Do this -
Every line from the line containing "Type out the text in this image." through the final line below is to be repeated exactly; no other line is.

━━━

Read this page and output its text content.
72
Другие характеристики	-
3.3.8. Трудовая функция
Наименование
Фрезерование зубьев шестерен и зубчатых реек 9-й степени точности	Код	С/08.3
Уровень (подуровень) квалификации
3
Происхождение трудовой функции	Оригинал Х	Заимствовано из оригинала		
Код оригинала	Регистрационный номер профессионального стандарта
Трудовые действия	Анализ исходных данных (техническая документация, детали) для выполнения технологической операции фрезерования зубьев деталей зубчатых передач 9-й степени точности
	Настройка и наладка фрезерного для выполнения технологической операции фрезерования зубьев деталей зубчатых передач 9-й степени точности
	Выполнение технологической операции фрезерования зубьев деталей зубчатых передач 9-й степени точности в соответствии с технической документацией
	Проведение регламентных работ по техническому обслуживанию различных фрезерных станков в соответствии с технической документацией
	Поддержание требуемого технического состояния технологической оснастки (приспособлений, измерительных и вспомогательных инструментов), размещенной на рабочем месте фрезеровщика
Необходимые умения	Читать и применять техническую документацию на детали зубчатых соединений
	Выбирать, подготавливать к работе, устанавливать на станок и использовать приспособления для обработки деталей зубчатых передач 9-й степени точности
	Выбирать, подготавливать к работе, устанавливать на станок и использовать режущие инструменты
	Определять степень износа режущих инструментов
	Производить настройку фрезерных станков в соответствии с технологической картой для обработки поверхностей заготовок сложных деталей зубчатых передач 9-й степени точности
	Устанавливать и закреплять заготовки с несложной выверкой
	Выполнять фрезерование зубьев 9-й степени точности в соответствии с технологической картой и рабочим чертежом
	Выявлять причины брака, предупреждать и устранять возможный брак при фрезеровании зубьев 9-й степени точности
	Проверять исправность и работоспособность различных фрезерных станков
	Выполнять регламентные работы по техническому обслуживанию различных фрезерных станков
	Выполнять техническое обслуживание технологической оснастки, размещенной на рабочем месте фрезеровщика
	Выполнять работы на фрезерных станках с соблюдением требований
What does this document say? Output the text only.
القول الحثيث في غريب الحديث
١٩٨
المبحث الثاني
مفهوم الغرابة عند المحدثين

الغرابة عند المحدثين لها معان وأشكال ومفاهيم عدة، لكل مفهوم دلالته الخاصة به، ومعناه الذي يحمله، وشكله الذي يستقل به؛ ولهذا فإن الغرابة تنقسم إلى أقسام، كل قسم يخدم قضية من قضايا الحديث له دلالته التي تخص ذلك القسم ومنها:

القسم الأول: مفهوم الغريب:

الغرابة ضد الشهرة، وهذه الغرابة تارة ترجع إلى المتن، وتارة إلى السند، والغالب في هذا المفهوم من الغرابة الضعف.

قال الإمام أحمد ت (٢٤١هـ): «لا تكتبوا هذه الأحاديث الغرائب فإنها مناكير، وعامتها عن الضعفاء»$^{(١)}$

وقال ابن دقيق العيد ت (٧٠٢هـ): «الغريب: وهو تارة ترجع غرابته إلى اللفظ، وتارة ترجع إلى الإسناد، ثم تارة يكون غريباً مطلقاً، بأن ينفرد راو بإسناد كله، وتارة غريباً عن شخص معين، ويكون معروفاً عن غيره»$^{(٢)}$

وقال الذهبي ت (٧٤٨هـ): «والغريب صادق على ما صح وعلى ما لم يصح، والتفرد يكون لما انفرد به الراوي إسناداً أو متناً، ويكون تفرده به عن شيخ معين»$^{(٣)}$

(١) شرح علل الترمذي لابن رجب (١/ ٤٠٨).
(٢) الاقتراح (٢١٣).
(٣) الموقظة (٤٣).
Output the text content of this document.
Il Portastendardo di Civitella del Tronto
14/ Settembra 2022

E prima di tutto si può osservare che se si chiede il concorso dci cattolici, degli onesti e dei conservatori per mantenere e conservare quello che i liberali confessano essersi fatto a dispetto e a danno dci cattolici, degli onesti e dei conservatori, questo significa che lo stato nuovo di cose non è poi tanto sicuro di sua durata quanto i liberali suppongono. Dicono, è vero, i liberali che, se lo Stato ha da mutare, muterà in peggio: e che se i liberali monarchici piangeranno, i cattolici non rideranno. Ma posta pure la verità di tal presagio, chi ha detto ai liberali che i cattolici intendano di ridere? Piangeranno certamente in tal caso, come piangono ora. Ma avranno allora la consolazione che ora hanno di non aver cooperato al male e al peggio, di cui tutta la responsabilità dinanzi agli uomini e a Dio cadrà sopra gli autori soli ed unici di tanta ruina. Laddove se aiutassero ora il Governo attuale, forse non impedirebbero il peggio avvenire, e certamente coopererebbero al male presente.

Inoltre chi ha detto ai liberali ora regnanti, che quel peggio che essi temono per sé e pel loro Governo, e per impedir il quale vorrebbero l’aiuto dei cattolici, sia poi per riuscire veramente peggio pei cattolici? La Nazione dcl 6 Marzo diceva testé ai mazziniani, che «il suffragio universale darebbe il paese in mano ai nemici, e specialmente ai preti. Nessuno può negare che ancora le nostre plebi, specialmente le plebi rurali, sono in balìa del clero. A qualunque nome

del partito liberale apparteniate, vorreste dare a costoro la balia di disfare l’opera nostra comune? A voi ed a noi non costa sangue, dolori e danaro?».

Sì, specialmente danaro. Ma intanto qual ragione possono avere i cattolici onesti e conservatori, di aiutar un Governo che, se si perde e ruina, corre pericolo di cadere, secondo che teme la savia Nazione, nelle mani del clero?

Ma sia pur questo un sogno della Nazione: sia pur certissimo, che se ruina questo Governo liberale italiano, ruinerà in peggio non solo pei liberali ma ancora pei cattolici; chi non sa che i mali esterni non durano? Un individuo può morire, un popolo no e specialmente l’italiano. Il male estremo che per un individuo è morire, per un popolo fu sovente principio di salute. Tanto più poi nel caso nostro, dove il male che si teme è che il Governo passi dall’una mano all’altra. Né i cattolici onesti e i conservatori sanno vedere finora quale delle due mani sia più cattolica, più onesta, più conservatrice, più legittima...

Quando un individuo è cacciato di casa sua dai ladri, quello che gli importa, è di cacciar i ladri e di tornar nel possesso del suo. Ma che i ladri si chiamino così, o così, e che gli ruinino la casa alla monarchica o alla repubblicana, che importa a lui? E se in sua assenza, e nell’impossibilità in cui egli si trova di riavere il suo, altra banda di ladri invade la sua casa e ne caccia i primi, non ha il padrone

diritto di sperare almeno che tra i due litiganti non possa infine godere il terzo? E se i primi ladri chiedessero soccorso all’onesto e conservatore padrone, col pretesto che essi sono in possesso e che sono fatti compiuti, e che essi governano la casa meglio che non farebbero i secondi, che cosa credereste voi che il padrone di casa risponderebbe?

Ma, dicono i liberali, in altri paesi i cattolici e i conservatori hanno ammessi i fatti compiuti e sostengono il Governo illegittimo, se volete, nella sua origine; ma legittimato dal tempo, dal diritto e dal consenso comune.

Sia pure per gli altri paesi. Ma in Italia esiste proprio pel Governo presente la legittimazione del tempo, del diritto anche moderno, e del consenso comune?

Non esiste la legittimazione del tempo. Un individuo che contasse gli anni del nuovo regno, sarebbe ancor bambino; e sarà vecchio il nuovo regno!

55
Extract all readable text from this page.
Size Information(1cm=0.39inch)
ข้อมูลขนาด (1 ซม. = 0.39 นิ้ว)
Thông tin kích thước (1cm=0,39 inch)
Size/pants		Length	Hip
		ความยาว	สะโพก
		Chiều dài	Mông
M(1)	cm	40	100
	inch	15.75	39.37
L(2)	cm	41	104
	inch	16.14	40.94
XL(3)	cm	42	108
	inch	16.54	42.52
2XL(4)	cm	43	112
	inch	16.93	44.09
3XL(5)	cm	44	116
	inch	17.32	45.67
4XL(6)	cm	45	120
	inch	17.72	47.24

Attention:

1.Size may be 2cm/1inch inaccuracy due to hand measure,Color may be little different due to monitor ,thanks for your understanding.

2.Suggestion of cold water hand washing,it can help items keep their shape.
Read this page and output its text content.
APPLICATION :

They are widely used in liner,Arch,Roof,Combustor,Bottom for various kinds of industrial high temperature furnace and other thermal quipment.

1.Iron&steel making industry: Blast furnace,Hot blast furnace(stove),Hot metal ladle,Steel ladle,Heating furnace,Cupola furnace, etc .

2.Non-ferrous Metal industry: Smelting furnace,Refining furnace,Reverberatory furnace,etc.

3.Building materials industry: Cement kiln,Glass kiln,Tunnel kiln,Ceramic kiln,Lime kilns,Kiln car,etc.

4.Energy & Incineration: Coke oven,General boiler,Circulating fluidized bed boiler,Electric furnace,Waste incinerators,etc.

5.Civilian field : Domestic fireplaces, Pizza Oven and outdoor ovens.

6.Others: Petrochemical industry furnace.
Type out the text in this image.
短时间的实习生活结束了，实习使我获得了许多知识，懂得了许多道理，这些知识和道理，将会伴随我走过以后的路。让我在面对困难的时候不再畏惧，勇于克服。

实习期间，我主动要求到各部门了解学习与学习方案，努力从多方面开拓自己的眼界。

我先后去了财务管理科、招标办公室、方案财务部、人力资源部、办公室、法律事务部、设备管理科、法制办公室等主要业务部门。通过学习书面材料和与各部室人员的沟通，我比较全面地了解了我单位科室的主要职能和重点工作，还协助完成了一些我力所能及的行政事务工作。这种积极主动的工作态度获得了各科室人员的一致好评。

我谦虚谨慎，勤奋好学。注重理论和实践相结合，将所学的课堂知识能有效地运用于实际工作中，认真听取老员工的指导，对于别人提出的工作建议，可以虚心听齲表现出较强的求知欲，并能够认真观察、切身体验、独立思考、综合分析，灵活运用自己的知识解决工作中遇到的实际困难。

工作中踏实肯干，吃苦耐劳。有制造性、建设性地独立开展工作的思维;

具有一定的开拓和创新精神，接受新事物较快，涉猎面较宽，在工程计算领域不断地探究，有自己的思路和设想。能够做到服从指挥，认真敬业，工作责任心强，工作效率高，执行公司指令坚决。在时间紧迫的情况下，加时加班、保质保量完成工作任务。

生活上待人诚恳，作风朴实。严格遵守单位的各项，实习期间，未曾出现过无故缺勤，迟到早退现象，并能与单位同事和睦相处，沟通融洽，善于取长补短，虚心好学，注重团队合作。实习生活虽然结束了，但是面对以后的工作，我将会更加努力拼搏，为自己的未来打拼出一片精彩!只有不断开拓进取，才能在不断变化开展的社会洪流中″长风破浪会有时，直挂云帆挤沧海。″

━━━

Result for this task -
Type out the text in this image.
短时间的实习生活结束了，实习使我获得了许多知识，懂得了许多道理，这些知识和道理，将会伴随我走过以后的路。让我在面对困难的时候不再畏惧，勇于克服。

实习期间，我主动要求到各部门了解学习与学习方案，努力从多方面开拓自己的眼界。

我先后去了财务管理科、招标办公室、方案财务部、人力资源部、办公室、法律事务部、设备管理科、法制办公室等主要业务部门。通过学习书面材料和与各部室人员的沟通，我比较全面地了解了我单位科室的主要职能和重点工作，还协助完成了一些我力所能及的行政事务工作。这种积极主动的工作态度获得了各科室人员的一致好评。

我谦虚谨慎，勤奋好学。注重理论和实践相结合，将所学的课堂知识能有效地运用于实际工作中，认真听取老员工的指导，对于别人提出的工作建议，可以虚心听齲表现出较强的求知欲，并能够认真观察、切身体验、独立思考、综合分析，灵活运用自己的知识解决工作中遇到的实际困难。

工作中踏实肯干，吃苦耐劳。有制造性、建设性地独立开展工作的思维;

具有一定的开拓和创新精神，接受新事物较快，涉猎面较宽，在工程计算领域不断地探究，有自己的思路和设想。能够做到服从指挥，认真敬业，工作责任心强，工作效率高，执行公司指令坚决。在时间紧迫的情况下，加时加班、保质保量完成工作任务。

生活上待人诚恳，作风朴实。严格遵守单位的各项，实习期间，未曾出现过无故缺勤，迟到早退现象，并能与单位同事和睦相处，沟通融洽，善于取长补短，虚心好学，注重团队合作。实习生活虽然结束了，但是面对以后的工作，我将会更加努力拼搏，为自己的未来打拼出一片精彩!只有不断开拓进取，才能在不断变化开展的社会洪流中″长风破浪会有时，直挂云帆挤沧海。″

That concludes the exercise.